OBJECTIVE: Every entry here needs to be repeated exactly.
=== DATASET CONTENT ===
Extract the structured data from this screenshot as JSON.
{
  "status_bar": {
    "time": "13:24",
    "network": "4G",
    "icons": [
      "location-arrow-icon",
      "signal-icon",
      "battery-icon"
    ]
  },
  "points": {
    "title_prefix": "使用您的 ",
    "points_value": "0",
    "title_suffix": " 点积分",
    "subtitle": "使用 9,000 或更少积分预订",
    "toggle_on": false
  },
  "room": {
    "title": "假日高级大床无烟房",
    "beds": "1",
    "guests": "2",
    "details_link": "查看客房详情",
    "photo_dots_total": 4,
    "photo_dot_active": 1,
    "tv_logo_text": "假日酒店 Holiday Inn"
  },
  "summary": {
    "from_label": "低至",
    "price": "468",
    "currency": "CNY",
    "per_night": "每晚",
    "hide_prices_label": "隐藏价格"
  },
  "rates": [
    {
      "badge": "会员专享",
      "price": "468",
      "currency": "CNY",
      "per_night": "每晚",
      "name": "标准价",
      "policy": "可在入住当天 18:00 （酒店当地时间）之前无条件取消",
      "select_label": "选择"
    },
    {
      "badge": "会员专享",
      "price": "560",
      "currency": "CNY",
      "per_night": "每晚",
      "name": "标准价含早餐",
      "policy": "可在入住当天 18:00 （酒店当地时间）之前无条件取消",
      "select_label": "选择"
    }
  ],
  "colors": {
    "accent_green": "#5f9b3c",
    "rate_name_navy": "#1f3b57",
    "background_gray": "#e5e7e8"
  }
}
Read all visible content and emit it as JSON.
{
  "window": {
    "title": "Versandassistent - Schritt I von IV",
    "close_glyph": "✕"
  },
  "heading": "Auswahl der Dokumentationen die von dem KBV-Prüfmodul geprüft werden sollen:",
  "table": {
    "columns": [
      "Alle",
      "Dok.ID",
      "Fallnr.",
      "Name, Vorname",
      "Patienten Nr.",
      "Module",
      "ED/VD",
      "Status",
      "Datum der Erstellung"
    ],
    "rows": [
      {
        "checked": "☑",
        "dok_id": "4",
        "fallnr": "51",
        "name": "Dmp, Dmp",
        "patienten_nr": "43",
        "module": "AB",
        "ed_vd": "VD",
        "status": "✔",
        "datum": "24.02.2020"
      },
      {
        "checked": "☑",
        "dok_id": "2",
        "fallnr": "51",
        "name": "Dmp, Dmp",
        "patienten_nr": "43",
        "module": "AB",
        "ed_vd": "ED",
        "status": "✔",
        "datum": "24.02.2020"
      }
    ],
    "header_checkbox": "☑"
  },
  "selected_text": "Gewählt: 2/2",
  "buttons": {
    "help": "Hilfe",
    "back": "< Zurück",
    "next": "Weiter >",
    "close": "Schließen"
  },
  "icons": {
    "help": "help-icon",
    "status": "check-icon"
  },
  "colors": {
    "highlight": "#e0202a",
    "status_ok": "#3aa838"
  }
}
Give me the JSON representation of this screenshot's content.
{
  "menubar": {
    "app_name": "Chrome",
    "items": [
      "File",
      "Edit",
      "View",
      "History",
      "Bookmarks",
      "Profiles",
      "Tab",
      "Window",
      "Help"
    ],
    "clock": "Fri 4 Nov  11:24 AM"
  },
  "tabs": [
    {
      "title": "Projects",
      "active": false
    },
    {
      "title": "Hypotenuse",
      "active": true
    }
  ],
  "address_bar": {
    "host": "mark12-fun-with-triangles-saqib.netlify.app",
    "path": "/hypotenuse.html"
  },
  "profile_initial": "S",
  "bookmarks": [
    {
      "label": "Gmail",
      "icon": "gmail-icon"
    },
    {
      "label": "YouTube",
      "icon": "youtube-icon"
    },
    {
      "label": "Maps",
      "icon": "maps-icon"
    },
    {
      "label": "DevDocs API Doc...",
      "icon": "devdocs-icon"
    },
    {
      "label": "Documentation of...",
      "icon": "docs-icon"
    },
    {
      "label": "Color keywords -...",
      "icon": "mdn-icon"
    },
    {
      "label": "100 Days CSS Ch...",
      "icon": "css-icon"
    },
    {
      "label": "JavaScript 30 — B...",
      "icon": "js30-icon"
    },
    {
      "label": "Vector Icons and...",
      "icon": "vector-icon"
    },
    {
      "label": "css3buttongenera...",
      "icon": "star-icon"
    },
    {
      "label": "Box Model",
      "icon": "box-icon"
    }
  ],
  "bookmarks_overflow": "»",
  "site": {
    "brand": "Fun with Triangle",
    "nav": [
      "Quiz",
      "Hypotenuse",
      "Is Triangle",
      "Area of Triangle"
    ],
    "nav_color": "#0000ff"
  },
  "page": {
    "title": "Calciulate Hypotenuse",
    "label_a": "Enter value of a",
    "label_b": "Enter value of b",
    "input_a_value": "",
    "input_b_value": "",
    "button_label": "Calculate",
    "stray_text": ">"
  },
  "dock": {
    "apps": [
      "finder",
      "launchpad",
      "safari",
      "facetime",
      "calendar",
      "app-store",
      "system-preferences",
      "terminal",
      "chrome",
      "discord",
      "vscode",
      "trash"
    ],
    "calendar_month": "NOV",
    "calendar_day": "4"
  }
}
===
COMPLETED TASK:
Extract the structured data from this screenshot as JSON.
{
  "status_bar": {
    "time": "13:24",
    "network": "4G",
    "icons": [
      "location-arrow-icon",
      "signal-icon",
      "battery-icon"
    ]
  },
  "points": {
    "title_prefix": "使用您的 ",
    "points_value": "0",
    "title_suffix": " 点积分",
    "subtitle": "使用 9,000 或更少积分预订",
    "toggle_on": false
  },
  "room": {
    "title": "假日高级大床无烟房",
    "beds": "1",
    "guests": "2",
    "details_link": "查看客房详情",
    "photo_dots_total": 4,
    "photo_dot_active": 1,
    "tv_logo_text": "假日酒店 Holiday Inn"
  },
  "summary": {
    "from_label": "低至",
    "price": "468",
    "currency": "CNY",
    "per_night": "每晚",
    "hide_prices_label": "隐藏价格"
  },
  "rates": [
    {
      "badge": "会员专享",
      "price": "468",
      "currency": "CNY",
      "per_night": "每晚",
      "name": "标准价",
      "policy": "可在入住当天 18:00 （酒店当地时间）之前无条件取消",
      "select_label": "选择"
    },
    {
      "badge": "会员专享",
      "price": "560",
      "currency": "CNY",
      "per_night": "每晚",
      "name": "标准价含早餐",
      "policy": "可在入住当天 18:00 （酒店当地时间）之前无条件取消",
      "select_label": "选择"
    }
  ],
  "colors": {
    "accent_green": "#5f9b3c",
    "rate_name_navy": "#1f3b57",
    "background_gray": "#e5e7e8"
  }
}
Read all visible content and emit it as JSON.
{
  "window": {
    "title": "Versandassistent - Schritt I von IV",
    "close_glyph": "✕"
  },
  "heading": "Auswahl der Dokumentationen die von dem KBV-Prüfmodul geprüft werden sollen:",
  "table": {
    "columns": [
      "Alle",
      "Dok.ID",
      "Fallnr.",
      "Name, Vorname",
      "Patienten Nr.",
      "Module",
      "ED/VD",
      "Status",
      "Datum der Erstellung"
    ],
    "rows": [
      {
        "checked": "☑",
        "dok_id": "4",
        "fallnr": "51",
        "name": "Dmp, Dmp",
        "patienten_nr": "43",
        "module": "AB",
        "ed_vd": "VD",
        "status": "✔",
        "datum": "24.02.2020"
      },
      {
        "checked": "☑",
        "dok_id": "2",
        "fallnr": "51",
        "name": "Dmp, Dmp",
        "patienten_nr": "43",
        "module": "AB",
        "ed_vd": "ED",
        "status": "✔",
        "datum": "24.02.2020"
      }
    ],
    "header_checkbox": "☑"
  },
  "selected_text": "Gewählt: 2/2",
  "buttons": {
    "help": "Hilfe",
    "back": "< Zurück",
    "next": "Weiter >",
    "close": "Schließen"
  },
  "icons": {
    "help": "help-icon",
    "status": "check-icon"
  },
  "colors": {
    "highlight": "#e0202a",
    "status_ok": "#3aa838"
  }
}
Give me the JSON representation of this screenshot's content.
{
  "menubar": {
    "app_name": "Chrome",
    "items": [
      "File",
      "Edit",
      "View",
      "History",
      "Bookmarks",
      "Profiles",
      "Tab",
      "Window",
      "Help"
    ],
    "clock": "Fri 4 Nov  11:24 AM"
  },
  "tabs": [
    {
      "title": "Projects",
      "active": false
    },
    {
      "title": "Hypotenuse",
      "active": true
    }
  ],
  "address_bar": {
    "host": "mark12-fun-with-triangles-saqib.netlify.app",
    "path": "/hypotenuse.html"
  },
  "profile_initial": "S",
  "bookmarks": [
    {
      "label": "Gmail",
      "icon": "gmail-icon"
    },
    {
      "label": "YouTube",
      "icon": "youtube-icon"
    },
    {
      "label": "Maps",
      "icon": "maps-icon"
    },
    {
      "label": "DevDocs API Doc...",
      "icon": "devdocs-icon"
    },
    {
      "label": "Documentation of...",
      "icon": "docs-icon"
    },
    {
      "label": "Color keywords -...",
      "icon": "mdn-icon"
    },
    {
      "label": "100 Days CSS Ch...",
      "icon": "css-icon"
    },
    {
      "label": "JavaScript 30 — B...",
      "icon": "js30-icon"
    },
    {
      "label": "Vector Icons and...",
      "icon": "vector-icon"
    },
    {
      "label": "css3buttongenera...",
      "icon": "star-icon"
    },
    {
      "label": "Box Model",
      "icon": "box-icon"
    }
  ],
  "bookmarks_overflow": "»",
  "site": {
    "brand": "Fun with Triangle",
    "nav": [
      "Quiz",
      "Hypotenuse",
      "Is Triangle",
      "Area of Triangle"
    ],
    "nav_color": "#0000ff"
  },
  "page": {
    "title": "Calciulate Hypotenuse",
    "label_a": "Enter value of a",
    "label_b": "Enter value of b",
    "input_a_value": "",
    "input_b_value": "",
    "button_label": "Calculate",
    "stray_text": ">"
  },
  "dock": {
    "apps": [
      "finder",
      "launchpad",
      "safari",
      "facetime",
      "calendar",
      "app-store",
      "system-preferences",
      "terminal",
      "chrome",
      "discord",
      "vscode",
      "trash"
    ],
    "calendar_month": "NOV",
    "calendar_day": "4"
  }
}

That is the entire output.